- _PROBLEM_:
Rewrite the items below, substituting "hinge assembly" for "pivot assembly" and leaving all other text unchanged.

─── RECORDED DATA

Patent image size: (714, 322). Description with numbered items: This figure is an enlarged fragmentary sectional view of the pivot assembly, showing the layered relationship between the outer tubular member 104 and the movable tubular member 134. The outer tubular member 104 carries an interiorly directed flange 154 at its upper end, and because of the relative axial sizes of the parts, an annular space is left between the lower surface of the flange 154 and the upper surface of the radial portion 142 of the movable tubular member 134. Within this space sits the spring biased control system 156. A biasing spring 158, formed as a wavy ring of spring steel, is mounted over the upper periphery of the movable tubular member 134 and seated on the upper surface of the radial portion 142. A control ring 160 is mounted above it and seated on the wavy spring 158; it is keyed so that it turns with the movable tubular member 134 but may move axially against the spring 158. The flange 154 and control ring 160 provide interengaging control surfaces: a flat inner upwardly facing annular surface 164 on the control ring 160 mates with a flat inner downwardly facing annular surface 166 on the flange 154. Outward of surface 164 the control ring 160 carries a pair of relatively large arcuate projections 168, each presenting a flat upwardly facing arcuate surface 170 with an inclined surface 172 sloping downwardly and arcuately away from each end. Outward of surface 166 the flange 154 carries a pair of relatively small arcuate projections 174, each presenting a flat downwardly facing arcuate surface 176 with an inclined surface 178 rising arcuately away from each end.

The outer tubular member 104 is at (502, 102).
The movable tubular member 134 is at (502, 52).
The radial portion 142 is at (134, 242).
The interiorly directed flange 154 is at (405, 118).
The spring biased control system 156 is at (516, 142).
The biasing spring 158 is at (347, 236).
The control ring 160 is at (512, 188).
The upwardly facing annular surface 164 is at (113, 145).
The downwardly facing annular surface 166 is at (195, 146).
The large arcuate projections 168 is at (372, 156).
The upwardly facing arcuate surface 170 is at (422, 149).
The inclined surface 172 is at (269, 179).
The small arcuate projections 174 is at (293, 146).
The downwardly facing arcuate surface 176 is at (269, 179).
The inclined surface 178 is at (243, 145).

──────

- _CORRECT OUTPUT_:
Patent image size: (714, 322). Description with numbered items: This figure is an enlarged fragmentary sectional view of the hinge assembly, showing the layered relationship between the outer tubular member 104 and the movable tubular member 134. The outer tubular member 104 carries an interiorly directed flange 154 at its upper end, and because of the relative axial sizes of the parts, an annular space is left between the lower surface of the flange 154 and the upper surface of the radial portion 142 of the movable tubular member 134. Within this space sits the spring biased control system 156. A biasing spring 158, formed as a wavy ring of spring steel, is mounted over the upper periphery of the movable tubular member 134 and seated on the upper surface of the radial portion 142. A control ring 160 is mounted above it and seated on the wavy spring 158; it is keyed so that it turns with the movable tubular member 134 but may move axially against the spring 158. The flange 154 and control ring 160 provide interengaging control surfaces: a flat inner upwardly facing annular surface 164 on the control ring 160 mates with a flat inner downwardly facing annular surface 166 on the flange 154. Outward of surface 164 the control ring 160 carries a pair of relatively large arcuate projections 168, each presenting a flat upwardly facing arcuate surface 170 with an inclined surface 172 sloping downwardly and arcuately away from each end. Outward of surface 166 the flange 154 carries a pair of relatively small arcuate projections 174, each presenting a flat downwardly facing arcuate surface 176 with an inclined surface 178 rising arcuately away from each end.

The outer tubular member 104 is at (502, 102).
The movable tubular member 134 is at (502, 52).
The radial portion 142 is at (134, 242).
The interiorly directed flange 154 is at (405, 118).
The spring biased control system 156 is at (516, 142).
The biasing spring 158 is at (347, 236).
The control ring 160 is at (512, 188).
The upwardly facing annular surface 164 is at (113, 145).
The downwardly facing annular surface 166 is at (195, 146).
The large arcuate projections 168 is at (372, 156).
The upwardly facing arcuate surface 170 is at (422, 149).
The inclined surface 172 is at (269, 179).
The small arcuate projections 174 is at (293, 146).
The downwardly facing arcuate surface 176 is at (269, 179).
The inclined surface 178 is at (243, 145).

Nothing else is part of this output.